What the task asks:
Copy every line of the material below word for word.

Dataset content:
— begin —
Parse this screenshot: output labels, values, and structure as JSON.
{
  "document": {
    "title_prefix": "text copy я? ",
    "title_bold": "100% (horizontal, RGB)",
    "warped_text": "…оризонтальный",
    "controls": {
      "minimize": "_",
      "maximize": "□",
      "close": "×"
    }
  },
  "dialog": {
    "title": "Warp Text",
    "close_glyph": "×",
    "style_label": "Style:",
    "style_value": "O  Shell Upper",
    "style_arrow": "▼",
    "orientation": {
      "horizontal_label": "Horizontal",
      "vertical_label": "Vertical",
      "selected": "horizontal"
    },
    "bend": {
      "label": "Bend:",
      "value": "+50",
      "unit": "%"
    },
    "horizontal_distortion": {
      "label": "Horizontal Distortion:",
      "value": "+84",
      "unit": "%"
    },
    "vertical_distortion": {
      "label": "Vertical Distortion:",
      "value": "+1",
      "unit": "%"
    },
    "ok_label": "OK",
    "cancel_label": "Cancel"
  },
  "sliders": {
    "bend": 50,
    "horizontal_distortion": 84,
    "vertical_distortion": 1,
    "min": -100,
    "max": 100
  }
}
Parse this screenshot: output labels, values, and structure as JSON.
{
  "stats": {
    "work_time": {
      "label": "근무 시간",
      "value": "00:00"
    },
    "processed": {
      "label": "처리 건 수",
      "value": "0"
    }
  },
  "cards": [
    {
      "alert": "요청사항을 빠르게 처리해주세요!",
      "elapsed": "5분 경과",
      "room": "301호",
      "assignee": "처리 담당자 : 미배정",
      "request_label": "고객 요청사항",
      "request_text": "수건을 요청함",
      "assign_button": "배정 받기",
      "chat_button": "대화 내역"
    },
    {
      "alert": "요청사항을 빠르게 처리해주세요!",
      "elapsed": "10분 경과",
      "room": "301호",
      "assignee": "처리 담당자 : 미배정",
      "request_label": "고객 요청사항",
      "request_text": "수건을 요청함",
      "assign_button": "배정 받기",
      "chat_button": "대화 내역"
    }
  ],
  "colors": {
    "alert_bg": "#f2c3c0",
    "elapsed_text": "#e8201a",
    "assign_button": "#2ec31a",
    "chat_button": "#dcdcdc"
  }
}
— end —
Full output:
Parse this screenshot: output labels, values, and structure as JSON.
{
  "document": {
    "title_prefix": "text copy я? ",
    "title_bold": "100% (horizontal, RGB)",
    "warped_text": "…оризонтальный",
    "controls": {
      "minimize": "_",
      "maximize": "□",
      "close": "×"
    }
  },
  "dialog": {
    "title": "Warp Text",
    "close_glyph": "×",
    "style_label": "Style:",
    "style_value": "O  Shell Upper",
    "style_arrow": "▼",
    "orientation": {
      "horizontal_label": "Horizontal",
      "vertical_label": "Vertical",
      "selected": "horizontal"
    },
    "bend": {
      "label": "Bend:",
      "value": "+50",
      "unit": "%"
    },
    "horizontal_distortion": {
      "label": "Horizontal Distortion:",
      "value": "+84",
      "unit": "%"
    },
    "vertical_distortion": {
      "label": "Vertical Distortion:",
      "value": "+1",
      "unit": "%"
    },
    "ok_label": "OK",
    "cancel_label": "Cancel"
  },
  "sliders": {
    "bend": 50,
    "horizontal_distortion": 84,
    "vertical_distortion": 1,
    "min": -100,
    "max": 100
  }
}
Parse this screenshot: output labels, values, and structure as JSON.
{
  "stats": {
    "work_time": {
      "label": "근무 시간",
      "value": "00:00"
    },
    "processed": {
      "label": "처리 건 수",
      "value": "0"
    }
  },
  "cards": [
    {
      "alert": "요청사항을 빠르게 처리해주세요!",
      "elapsed": "5분 경과",
      "room": "301호",
      "assignee": "처리 담당자 : 미배정",
      "request_label": "고객 요청사항",
      "request_text": "수건을 요청함",
      "assign_button": "배정 받기",
      "chat_button": "대화 내역"
    },
    {
      "alert": "요청사항을 빠르게 처리해주세요!",
      "elapsed": "10분 경과",
      "room": "301호",
      "assignee": "처리 담당자 : 미배정",
      "request_label": "고객 요청사항",
      "request_text": "수건을 요청함",
      "assign_button": "배정 받기",
      "chat_button": "대화 내역"
    }
  ],
  "colors": {
    "alert_bg": "#f2c3c0",
    "elapsed_text": "#e8201a",
    "assign_button": "#2ec31a",
    "chat_button": "#dcdcdc"
  }
}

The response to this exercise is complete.